JOB 1 - In the rows below, copy out the stretch from the line containing "arrow-up-icon <box>92 80 107 122</box>" through the line containing "screw-center-mark <box>1660 376", both lines included, with each line exactly as it appears.

DOCUMENT TEXT -
-- START --

Andra·July 10, 2025·5 min read

with artwork by Clare Atwell

If you’ve been following the progress of the How to Organize Your Bioregion Learning Journey hosted by the Design School for Regenerating Earth that began in March of this year, you know we are just over halfway through the six-month course. So much has happened! 

The second half of the course presents an opportunity for each person in the course to move from being a passive recipient of knowledge toward being an active participant in landscape stewardship, community organizing, and bioregional education, if they hadn’t already been looking for opportunities to plug in. 

With great examples from Richard Coates (River Thames) and Maria Elena Daynes (Tarn-et-Garonne) on how their design immersions took shape and with support from the three pillars of bioregionalism, we are moving into a new phase of activating ourselves alongside our landscapes. 

Three Pillars of Bioregionalism

As we begin to approach organizing our bioregions—and, on a smaller scale, our landscapes/watersheds—there are three primary pillars to keep in mind: a tapestry of projects, funding/governance, and education. These three aspects create a strong backbone for bioregional organizing when grown in a landscape together. 

Education

This pillar is often the easiest place to start as you begin to offer what you’ve learned about bioregionalism, listening to the land, permaculture, and native plants to your community. This can be something as small as hosting a plant identification walk, doing a trash pickup, or developing a waterwalk of a local stream.

What makes these activities bioregional is the way you talk about how each of these small activities feeds into a greater whole—the way streams feed into rivers, which feed into the ocean. When we think about the way that the landscapes are coherently nested and organized and return our human systems to that inherent wisdom, we co-facilitate a process of healing the future. 

Who in your community is eager to hear what you’ve been learning? What sacred places can you invite others to experience? How can you teach others the ways you love the landscape?

Tapestry of Projects

There is so much work already being done in the landscape—we are not in this healing process alone. However, because many of the regenerative projects in mutual aid, food sovereignty, ecological restoration, communal knowledge, community care, creative reuse, and restorative justice don’t know each other—or worse, are actively competing for grant funding—it’s very difficult to work together. 

That’s where bioregional organizers come in. By acting on behalf of the land at the pace of relationships, we can weave together existing projects, support non-hierarchical governance structures, and ultimately develop resource pipelines so we can live into radical abundance together. 

What projects exist in your area that are aligned with the work you want to do in the world? Are they collaborating with each other? Can you hold the threads between these organizations? Can we build a coherent strategy around how to maintain autonomy while participating in the greater network? 

Funding/Governance

Inside our current capitalistic structures, it is difficult to envision a future where collaborative organizations come together to prioritize community projects and share funding sources, but it is possible, and it’s already beginning to happen. 

When we expand our understanding of funding to include non-monetary resources and when we ask ourselves what is possible when we organize non-hierarchically, a new plane of relationship opens up.

-- END --

JOB 2 - According to the piece on bioregional organizing, what are the three primary pillars to keep in mind?

RECORDS PROVIDED -
-- START --

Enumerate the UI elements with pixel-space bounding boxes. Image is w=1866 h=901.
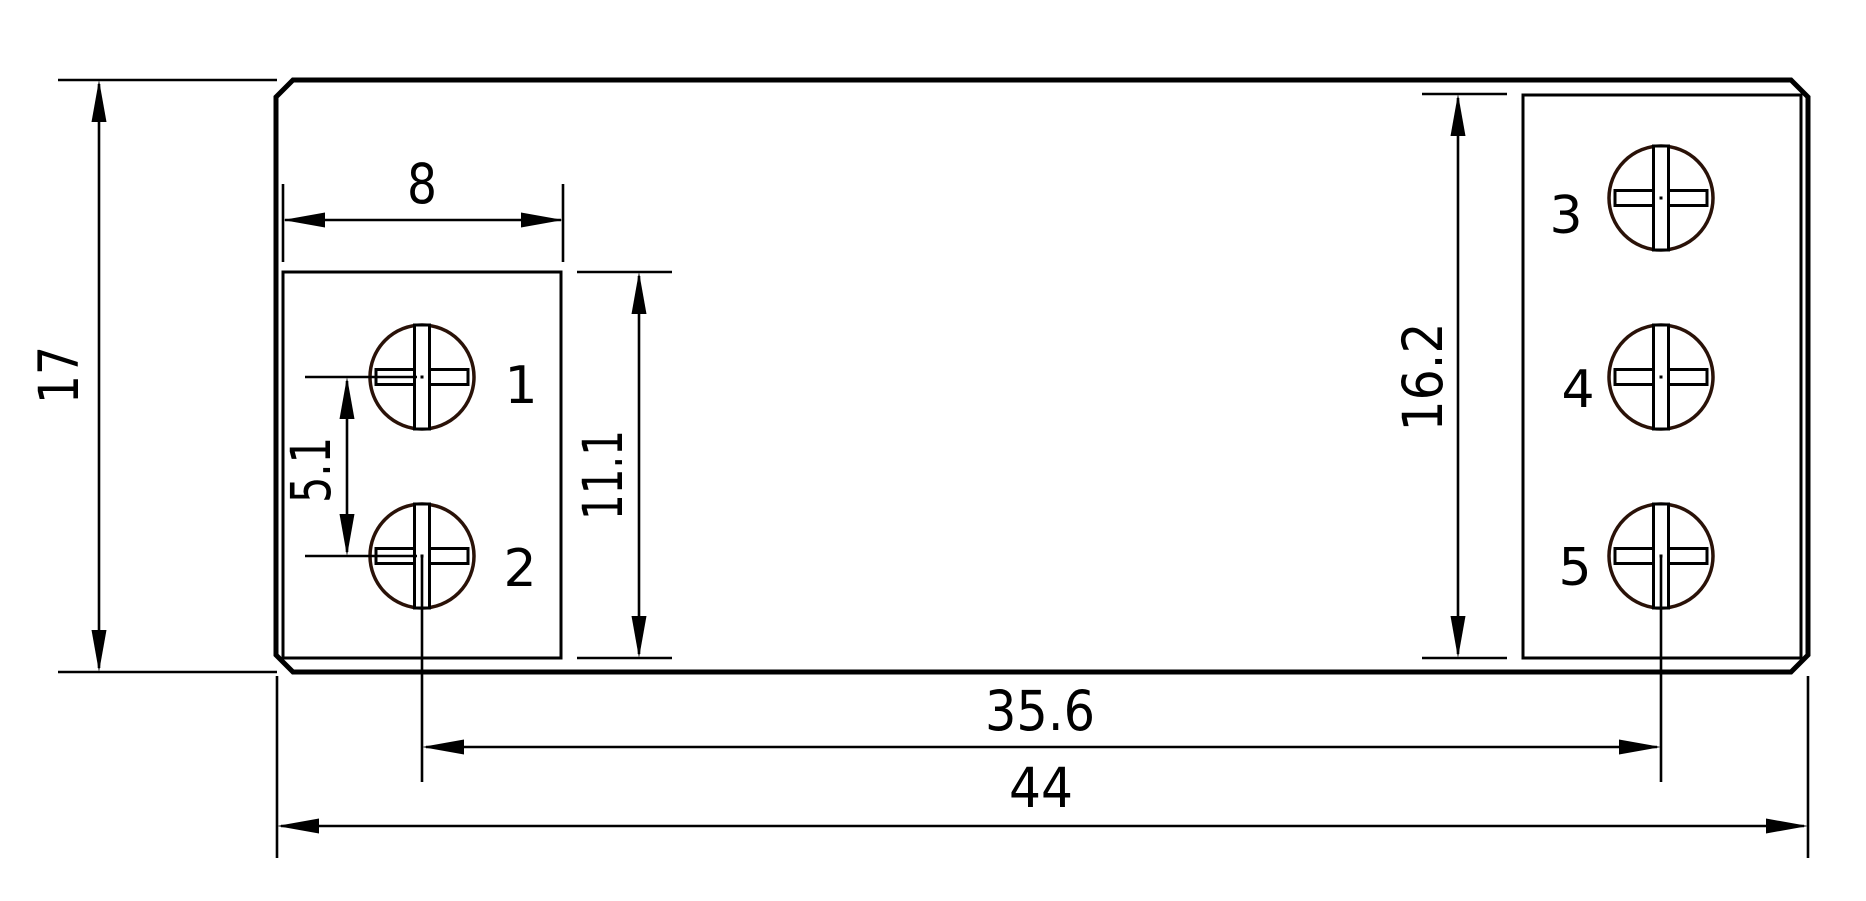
arrow-up-icon <box>92 80 107 122</box>
arrow-right-icon <box>521 213 563 228</box>
dim-screw-pitch: 5.1 <box>279 377 355 556</box>
dim-left-block-height: 11.1 <box>571 272 672 658</box>
terminal-label-2: 2 <box>503 539 536 599</box>
dim-overall-height-value: 17 <box>27 346 91 404</box>
terminal-label-4: 4 <box>1561 360 1594 420</box>
arrow-right-icon <box>1766 819 1808 834</box>
terminal-label-3: 3 <box>1549 186 1582 246</box>
arrow-down-icon <box>340 514 355 556</box>
dim-overall-height: 17 <box>27 80 277 672</box>
arrow-down-icon <box>92 630 107 672</box>
screw-terminal-1 <box>305 325 474 429</box>
screw-terminal-2 <box>305 504 474 782</box>
dim-block-width: 8 <box>283 152 563 262</box>
screw-terminal-4 <box>1609 325 1713 429</box>
arrow-down-icon <box>632 616 647 658</box>
arrow-up-icon <box>340 377 355 419</box>
dim-right-block-height: 16.2 <box>1391 94 1507 658</box>
arrow-right-icon <box>1619 740 1661 755</box>
dim-left-block-height-value: 11.1 <box>571 430 635 520</box>
arrow-left-icon <box>277 819 319 834</box>
dim-screw-span: 35.6 <box>422 679 1661 755</box>
dim-overall-width-value: 44 <box>1009 756 1073 820</box>
screw-center-mark <box>1660 197 1663 200</box>
screw-center-mark <box>1660 376 1663 379</box>
arrow-down-icon <box>1451 616 1466 658</box>
drawing-svg: 17 8 5.1 11.1 16.2 35.6 <box>0 0 1866 901</box>
technical-drawing-canvas: 17 8 5.1 11.1 16.2 35.6 <box>0 0 1866 901</box>
dim-screw-pitch-value: 5.1 <box>279 437 343 503</box>
arrow-left-icon <box>283 213 325 228</box>
screw-terminal-3 <box>1609 146 1713 250</box>
arrow-up-icon <box>632 272 647 314</box>
screw-center-mark <box>421 376 424 379</box>
dim-block-width-value: 8 <box>407 152 437 216</box>
terminal-label-5: 5 <box>1558 538 1591 598</box>
screw-terminal-5 <box>1609 504 1713 782</box>
arrow-left-icon <box>422 740 464 755</box>
arrow-up-icon <box>1451 94 1466 136</box>
dim-right-block-height-value: 16.2 <box>1391 323 1455 432</box>
terminal-label-1: 1 <box>504 356 537 416</box>
dim-screw-span-value: 35.6 <box>985 679 1095 743</box>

-- END --

WORKED ANSWER 1 -
arrow-up-icon <box>92 80 107 122</box>
arrow-right-icon <box>521 213 563 228</box>
dim-screw-pitch: 5.1 <box>279 377 355 556</box>
dim-left-block-height: 11.1 <box>571 272 672 658</box>
terminal-label-2: 2 <box>503 539 536 599</box>
dim-overall-height-value: 17 <box>27 346 91 404</box>
terminal-label-4: 4 <box>1561 360 1594 420</box>
arrow-right-icon <box>1766 819 1808 834</box>
terminal-label-3: 3 <box>1549 186 1582 246</box>
arrow-down-icon <box>340 514 355 556</box>
dim-overall-height: 17 <box>27 80 277 672</box>
arrow-down-icon <box>92 630 107 672</box>
screw-terminal-1 <box>305 325 474 429</box>
screw-terminal-2 <box>305 504 474 782</box>
dim-block-width: 8 <box>283 152 563 262</box>
screw-terminal-4 <box>1609 325 1713 429</box>
arrow-down-icon <box>632 616 647 658</box>
arrow-up-icon <box>340 377 355 419</box>
dim-right-block-height: 16.2 <box>1391 94 1507 658</box>
arrow-right-icon <box>1619 740 1661 755</box>
dim-left-block-height-value: 11.1 <box>571 430 635 520</box>
arrow-left-icon <box>277 819 319 834</box>
dim-screw-span: 35.6 <box>422 679 1661 755</box>
dim-overall-width-value: 44 <box>1009 756 1073 820</box>
screw-center-mark <box>1660 197 1663 200</box>
screw-center-mark <box>1660 376 1663 379</box>

WORKED ANSWER 2 - A tapestry of projects, funding/governance, and education.